SET PROBLEM: The data must be written out once more, precisely as given.

[Entries taken from a collection]
^^^^^^^^^^^^^^^^

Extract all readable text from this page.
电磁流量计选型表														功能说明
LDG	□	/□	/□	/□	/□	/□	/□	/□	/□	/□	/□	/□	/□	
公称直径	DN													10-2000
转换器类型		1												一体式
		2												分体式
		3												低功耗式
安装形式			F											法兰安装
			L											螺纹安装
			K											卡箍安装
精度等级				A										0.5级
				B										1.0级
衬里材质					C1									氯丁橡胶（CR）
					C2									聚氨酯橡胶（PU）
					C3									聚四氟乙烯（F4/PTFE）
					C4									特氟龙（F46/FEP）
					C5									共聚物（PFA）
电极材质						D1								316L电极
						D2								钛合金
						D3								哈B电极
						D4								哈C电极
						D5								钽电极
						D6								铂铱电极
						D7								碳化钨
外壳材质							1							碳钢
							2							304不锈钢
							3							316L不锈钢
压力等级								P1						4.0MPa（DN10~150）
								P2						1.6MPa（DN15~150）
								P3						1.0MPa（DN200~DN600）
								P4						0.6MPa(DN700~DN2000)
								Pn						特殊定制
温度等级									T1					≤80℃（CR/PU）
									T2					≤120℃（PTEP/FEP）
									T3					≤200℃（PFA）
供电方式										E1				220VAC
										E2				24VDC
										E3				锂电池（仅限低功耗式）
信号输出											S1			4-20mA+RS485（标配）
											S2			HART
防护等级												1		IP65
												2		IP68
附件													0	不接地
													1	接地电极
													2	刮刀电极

^^^^^^^^^^^^^^^^

RESULT:
Extract all readable text from this page.
电磁流量计选型表														功能说明
LDG	□	/□	/□	/□	/□	/□	/□	/□	/□	/□	/□	/□	/□	
公称直径	DN													10-2000
转换器类型		1												一体式
		2												分体式
		3												低功耗式
安装形式			F											法兰安装
			L											螺纹安装
			K											卡箍安装
精度等级				A										0.5级
				B										1.0级
衬里材质					C1									氯丁橡胶（CR）
					C2									聚氨酯橡胶（PU）
					C3									聚四氟乙烯（F4/PTFE）
					C4									特氟龙（F46/FEP）
					C5									共聚物（PFA）
电极材质						D1								316L电极
						D2								钛合金
						D3								哈B电极
						D4								哈C电极
						D5								钽电极
						D6								铂铱电极
						D7								碳化钨
外壳材质							1							碳钢
							2							304不锈钢
							3							316L不锈钢
压力等级								P1						4.0MPa（DN10~150）
								P2						1.6MPa（DN15~150）
								P3						1.0MPa（DN200~DN600）
								P4						0.6MPa(DN700~DN2000)
								Pn						特殊定制
温度等级									T1					≤80℃（CR/PU）
									T2					≤120℃（PTEP/FEP）
									T3					≤200℃（PFA）
供电方式										E1				220VAC
										E2				24VDC
										E3				锂电池（仅限低功耗式）
信号输出											S1			4-20mA+RS485（标配）
											S2			HART
防护等级												1		IP65
												2		IP68
附件													0	不接地
													1	接地电极
													2	刮刀电极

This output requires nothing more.